[Records from a data source]

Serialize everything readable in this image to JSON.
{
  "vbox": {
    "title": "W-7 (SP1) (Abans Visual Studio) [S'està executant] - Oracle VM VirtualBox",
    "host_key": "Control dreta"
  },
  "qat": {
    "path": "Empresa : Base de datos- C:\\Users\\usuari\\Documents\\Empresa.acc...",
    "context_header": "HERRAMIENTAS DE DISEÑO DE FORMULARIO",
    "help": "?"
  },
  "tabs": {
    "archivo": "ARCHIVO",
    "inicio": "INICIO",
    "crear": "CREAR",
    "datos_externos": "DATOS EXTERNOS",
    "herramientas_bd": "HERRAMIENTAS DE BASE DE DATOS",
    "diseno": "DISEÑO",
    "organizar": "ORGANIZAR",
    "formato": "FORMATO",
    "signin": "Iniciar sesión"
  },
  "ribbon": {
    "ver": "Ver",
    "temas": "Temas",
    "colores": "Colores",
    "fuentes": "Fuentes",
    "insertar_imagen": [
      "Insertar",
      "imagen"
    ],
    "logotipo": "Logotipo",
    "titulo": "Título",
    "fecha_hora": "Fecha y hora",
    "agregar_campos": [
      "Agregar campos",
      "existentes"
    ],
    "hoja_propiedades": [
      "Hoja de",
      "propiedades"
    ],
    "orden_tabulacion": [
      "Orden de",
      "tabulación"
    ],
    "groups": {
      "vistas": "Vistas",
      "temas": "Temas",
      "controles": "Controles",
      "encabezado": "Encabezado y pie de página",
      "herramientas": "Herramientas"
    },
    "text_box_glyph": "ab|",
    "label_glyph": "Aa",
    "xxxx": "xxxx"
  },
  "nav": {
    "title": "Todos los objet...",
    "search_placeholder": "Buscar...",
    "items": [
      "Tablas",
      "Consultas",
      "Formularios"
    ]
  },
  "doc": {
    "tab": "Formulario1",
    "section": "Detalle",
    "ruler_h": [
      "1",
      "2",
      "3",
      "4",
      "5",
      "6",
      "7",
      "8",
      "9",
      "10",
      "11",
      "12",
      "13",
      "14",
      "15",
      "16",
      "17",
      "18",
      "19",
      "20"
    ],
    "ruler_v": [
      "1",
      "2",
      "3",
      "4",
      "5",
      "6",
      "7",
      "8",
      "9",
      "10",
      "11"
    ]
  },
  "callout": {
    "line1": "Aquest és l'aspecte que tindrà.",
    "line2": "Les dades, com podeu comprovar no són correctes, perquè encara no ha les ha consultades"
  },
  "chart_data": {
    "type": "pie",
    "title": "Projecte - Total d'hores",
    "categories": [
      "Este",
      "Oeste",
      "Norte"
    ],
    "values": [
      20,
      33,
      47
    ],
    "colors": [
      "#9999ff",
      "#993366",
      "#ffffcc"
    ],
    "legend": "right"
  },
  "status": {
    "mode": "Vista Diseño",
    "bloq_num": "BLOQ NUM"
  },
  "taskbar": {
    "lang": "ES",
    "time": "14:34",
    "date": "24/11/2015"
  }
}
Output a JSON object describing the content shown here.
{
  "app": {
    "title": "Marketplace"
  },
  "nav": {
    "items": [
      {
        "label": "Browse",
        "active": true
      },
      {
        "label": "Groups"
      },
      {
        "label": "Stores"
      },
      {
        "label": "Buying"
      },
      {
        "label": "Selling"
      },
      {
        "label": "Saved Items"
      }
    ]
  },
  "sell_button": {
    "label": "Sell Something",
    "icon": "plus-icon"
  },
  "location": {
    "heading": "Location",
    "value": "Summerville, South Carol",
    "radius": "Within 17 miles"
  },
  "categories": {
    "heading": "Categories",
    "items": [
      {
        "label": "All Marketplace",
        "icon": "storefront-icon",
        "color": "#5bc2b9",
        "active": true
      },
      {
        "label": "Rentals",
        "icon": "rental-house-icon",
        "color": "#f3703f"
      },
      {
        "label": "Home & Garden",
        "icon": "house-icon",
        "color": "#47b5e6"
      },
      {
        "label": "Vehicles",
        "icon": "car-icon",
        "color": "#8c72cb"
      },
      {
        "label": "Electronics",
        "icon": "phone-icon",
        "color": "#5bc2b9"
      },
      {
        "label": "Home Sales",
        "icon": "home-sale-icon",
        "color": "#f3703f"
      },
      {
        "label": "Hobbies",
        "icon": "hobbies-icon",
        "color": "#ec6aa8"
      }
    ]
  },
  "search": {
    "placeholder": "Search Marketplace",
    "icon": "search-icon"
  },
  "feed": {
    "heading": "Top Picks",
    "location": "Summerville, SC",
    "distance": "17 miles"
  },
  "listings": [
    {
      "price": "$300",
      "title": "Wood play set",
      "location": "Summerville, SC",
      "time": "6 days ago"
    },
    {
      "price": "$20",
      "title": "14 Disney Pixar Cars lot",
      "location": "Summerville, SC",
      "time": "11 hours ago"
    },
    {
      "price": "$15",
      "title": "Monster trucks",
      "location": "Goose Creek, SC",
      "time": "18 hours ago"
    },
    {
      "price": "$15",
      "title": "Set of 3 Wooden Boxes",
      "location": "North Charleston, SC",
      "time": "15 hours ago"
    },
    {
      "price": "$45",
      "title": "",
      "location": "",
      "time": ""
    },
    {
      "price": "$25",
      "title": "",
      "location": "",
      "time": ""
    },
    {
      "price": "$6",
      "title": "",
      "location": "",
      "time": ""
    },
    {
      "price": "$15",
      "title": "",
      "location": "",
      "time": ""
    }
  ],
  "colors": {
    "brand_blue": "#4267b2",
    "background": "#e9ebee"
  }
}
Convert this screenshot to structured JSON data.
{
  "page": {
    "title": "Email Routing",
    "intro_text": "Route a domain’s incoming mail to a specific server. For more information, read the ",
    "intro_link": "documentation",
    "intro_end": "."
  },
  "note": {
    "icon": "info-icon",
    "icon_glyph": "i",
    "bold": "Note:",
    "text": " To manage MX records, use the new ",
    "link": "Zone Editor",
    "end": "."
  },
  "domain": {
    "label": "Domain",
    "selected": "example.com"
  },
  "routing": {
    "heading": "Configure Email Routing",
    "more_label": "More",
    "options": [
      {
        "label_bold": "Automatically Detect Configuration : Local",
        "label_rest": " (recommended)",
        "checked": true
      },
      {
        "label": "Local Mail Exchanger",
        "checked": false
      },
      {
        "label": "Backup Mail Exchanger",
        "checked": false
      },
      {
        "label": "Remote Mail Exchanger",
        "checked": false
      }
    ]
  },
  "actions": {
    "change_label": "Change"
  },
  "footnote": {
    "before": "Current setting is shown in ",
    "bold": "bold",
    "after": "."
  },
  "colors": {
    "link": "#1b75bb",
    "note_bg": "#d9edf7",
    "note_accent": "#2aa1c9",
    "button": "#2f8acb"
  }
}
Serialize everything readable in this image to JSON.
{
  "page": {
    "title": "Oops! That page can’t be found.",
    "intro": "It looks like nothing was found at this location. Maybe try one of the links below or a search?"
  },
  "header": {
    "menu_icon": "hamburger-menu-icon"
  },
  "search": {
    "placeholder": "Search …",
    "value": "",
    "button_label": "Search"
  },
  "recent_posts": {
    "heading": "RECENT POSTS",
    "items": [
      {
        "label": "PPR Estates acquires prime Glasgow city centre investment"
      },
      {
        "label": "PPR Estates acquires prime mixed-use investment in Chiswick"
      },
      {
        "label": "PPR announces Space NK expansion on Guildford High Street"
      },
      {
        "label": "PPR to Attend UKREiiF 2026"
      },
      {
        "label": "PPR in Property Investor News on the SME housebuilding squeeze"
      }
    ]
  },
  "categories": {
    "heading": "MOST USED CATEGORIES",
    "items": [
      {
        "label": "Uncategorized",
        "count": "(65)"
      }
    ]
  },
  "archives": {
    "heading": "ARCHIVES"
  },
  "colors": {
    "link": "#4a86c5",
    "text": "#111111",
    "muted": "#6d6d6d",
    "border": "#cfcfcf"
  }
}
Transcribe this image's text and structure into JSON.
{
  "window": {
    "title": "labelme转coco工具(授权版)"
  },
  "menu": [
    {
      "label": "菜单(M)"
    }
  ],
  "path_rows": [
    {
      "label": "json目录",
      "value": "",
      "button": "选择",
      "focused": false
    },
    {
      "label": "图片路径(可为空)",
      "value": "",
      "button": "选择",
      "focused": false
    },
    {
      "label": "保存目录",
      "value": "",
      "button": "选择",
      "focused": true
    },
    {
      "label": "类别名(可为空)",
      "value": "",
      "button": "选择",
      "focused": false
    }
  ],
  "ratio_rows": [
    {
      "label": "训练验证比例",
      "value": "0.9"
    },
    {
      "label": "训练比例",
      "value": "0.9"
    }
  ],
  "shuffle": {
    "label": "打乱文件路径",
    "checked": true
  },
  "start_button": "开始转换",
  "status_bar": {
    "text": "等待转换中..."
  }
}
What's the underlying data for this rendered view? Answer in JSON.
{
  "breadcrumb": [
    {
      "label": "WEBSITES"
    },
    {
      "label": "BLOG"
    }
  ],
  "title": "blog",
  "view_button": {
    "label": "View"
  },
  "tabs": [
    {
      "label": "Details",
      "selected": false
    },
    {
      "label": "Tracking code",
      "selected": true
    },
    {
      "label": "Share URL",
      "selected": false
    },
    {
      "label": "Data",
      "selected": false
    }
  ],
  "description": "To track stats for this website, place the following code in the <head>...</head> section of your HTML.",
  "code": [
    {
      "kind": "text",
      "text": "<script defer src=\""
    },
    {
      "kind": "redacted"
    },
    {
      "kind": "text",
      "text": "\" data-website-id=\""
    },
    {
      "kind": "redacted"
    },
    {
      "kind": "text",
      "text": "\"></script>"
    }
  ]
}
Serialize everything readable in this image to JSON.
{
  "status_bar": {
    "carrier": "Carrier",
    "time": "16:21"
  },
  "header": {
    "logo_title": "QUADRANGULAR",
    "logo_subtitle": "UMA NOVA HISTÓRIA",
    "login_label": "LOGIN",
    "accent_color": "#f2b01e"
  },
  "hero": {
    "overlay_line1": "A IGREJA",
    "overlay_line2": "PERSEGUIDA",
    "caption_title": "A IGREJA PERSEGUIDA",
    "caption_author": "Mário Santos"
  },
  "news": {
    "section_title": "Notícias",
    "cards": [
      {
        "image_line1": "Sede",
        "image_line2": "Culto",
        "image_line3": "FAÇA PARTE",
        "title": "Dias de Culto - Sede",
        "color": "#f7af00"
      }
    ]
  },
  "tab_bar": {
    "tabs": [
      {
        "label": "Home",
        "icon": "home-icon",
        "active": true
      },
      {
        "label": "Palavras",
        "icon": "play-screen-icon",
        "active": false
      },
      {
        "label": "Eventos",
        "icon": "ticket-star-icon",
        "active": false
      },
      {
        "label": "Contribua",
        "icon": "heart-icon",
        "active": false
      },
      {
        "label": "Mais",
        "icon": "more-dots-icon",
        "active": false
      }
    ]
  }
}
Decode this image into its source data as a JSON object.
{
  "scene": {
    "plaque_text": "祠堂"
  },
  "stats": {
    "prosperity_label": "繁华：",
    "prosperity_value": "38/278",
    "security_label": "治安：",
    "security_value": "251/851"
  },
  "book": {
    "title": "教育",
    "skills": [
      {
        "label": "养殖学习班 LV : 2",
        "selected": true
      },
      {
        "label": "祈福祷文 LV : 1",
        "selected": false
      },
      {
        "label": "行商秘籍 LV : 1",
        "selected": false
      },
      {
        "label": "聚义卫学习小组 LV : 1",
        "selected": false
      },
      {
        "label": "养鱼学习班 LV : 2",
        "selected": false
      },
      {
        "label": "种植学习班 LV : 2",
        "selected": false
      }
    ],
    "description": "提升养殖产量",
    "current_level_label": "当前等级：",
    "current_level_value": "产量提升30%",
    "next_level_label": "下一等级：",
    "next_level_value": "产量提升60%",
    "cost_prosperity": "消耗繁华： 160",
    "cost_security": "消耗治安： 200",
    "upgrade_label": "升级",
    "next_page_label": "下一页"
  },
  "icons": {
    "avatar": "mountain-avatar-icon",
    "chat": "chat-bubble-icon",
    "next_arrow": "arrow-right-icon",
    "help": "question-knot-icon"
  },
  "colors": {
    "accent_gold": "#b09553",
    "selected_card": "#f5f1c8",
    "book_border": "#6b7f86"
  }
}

* STATED GOAL
Select the lines in this material that hold the word "Culto", leaving none out.

* TASK ANSWER
        "image_line2": "Culto",
        "title": "Dias de Culto - Sede",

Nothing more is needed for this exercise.